Saved entries:
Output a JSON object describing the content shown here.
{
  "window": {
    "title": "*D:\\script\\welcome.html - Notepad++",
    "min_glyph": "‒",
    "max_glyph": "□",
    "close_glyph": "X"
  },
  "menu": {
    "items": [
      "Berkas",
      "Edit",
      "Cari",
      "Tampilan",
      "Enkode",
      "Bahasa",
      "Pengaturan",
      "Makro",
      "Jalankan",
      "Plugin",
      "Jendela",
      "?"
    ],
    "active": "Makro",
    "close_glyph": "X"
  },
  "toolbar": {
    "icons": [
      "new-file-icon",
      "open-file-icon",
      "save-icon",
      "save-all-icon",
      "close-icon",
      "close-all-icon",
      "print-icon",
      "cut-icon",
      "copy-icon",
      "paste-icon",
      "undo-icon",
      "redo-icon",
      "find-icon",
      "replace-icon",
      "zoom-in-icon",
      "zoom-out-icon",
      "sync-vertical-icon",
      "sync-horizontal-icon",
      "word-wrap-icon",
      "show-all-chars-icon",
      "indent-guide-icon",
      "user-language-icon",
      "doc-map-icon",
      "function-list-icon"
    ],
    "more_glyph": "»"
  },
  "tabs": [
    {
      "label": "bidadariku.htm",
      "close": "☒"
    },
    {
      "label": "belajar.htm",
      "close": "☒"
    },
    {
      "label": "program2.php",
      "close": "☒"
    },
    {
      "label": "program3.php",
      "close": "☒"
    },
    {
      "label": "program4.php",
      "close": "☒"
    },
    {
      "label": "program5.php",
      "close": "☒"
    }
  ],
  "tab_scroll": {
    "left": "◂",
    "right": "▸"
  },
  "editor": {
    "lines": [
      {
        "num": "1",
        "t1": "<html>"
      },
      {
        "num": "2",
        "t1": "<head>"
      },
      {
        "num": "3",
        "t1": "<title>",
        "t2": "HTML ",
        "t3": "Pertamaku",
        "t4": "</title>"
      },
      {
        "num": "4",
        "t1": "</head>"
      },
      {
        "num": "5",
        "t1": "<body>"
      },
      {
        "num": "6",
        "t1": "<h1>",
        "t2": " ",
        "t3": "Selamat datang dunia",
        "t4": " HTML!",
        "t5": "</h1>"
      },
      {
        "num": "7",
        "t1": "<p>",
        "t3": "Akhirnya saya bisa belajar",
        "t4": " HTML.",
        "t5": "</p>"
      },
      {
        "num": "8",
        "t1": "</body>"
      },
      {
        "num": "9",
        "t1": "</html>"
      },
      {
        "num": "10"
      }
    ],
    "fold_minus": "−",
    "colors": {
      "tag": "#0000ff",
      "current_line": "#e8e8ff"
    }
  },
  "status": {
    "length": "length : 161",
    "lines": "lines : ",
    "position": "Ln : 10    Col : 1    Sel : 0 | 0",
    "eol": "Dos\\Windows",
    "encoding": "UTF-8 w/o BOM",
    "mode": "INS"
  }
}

*Objective*
Identify how many lines in the entries above contain the word "sync" and provide only that figure.

*Solution*
2